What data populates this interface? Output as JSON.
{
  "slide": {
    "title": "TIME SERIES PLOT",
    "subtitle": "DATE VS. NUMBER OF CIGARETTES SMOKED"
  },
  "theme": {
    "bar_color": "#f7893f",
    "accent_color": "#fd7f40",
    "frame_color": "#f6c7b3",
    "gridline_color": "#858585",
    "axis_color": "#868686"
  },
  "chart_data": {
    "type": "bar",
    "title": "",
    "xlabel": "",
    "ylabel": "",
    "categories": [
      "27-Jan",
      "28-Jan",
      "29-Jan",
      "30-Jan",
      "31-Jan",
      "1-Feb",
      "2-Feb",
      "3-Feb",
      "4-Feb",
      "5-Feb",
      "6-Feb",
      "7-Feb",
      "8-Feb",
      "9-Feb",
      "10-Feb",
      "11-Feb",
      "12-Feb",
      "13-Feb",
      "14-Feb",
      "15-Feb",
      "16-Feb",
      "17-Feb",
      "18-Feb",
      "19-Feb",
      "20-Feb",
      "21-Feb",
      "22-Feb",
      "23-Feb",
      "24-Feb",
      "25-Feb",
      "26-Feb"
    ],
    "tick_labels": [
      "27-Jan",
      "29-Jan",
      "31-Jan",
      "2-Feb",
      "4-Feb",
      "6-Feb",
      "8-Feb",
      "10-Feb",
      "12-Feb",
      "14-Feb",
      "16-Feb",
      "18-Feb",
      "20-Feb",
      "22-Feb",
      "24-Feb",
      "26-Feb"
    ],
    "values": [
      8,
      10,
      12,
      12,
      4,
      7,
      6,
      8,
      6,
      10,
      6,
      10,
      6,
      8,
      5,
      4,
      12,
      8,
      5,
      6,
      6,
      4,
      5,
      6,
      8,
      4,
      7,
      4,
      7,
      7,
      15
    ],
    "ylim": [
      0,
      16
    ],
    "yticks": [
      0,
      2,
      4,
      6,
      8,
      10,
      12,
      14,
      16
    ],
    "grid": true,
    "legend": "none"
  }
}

OBJECTIVE.
Copy every record exactly as presented.

SOLVED EXERCISE.
What data populates this interface? Output as JSON.
{
  "slide": {
    "title": "TIME SERIES PLOT",
    "subtitle": "DATE VS. NUMBER OF CIGARETTES SMOKED"
  },
  "theme": {
    "bar_color": "#f7893f",
    "accent_color": "#fd7f40",
    "frame_color": "#f6c7b3",
    "gridline_color": "#858585",
    "axis_color": "#868686"
  },
  "chart_data": {
    "type": "bar",
    "title": "",
    "xlabel": "",
    "ylabel": "",
    "categories": [
      "27-Jan",
      "28-Jan",
      "29-Jan",
      "30-Jan",
      "31-Jan",
      "1-Feb",
      "2-Feb",
      "3-Feb",
      "4-Feb",
      "5-Feb",
      "6-Feb",
      "7-Feb",
      "8-Feb",
      "9-Feb",
      "10-Feb",
      "11-Feb",
      "12-Feb",
      "13-Feb",
      "14-Feb",
      "15-Feb",
      "16-Feb",
      "17-Feb",
      "18-Feb",
      "19-Feb",
      "20-Feb",
      "21-Feb",
      "22-Feb",
      "23-Feb",
      "24-Feb",
      "25-Feb",
      "26-Feb"
    ],
    "tick_labels": [
      "27-Jan",
      "29-Jan",
      "31-Jan",
      "2-Feb",
      "4-Feb",
      "6-Feb",
      "8-Feb",
      "10-Feb",
      "12-Feb",
      "14-Feb",
      "16-Feb",
      "18-Feb",
      "20-Feb",
      "22-Feb",
      "24-Feb",
      "26-Feb"
    ],
    "values": [
      8,
      10,
      12,
      12,
      4,
      7,
      6,
      8,
      6,
      10,
      6,
      10,
      6,
      8,
      5,
      4,
      12,
      8,
      5,
      6,
      6,
      4,
      5,
      6,
      8,
      4,
      7,
      4,
      7,
      7,
      15
    ],
    "ylim": [
      0,
      16
    ],
    "yticks": [
      0,
      2,
      4,
      6,
      8,
      10,
      12,
      14,
      16
    ],
    "grid": true,
    "legend": "none"
  }
}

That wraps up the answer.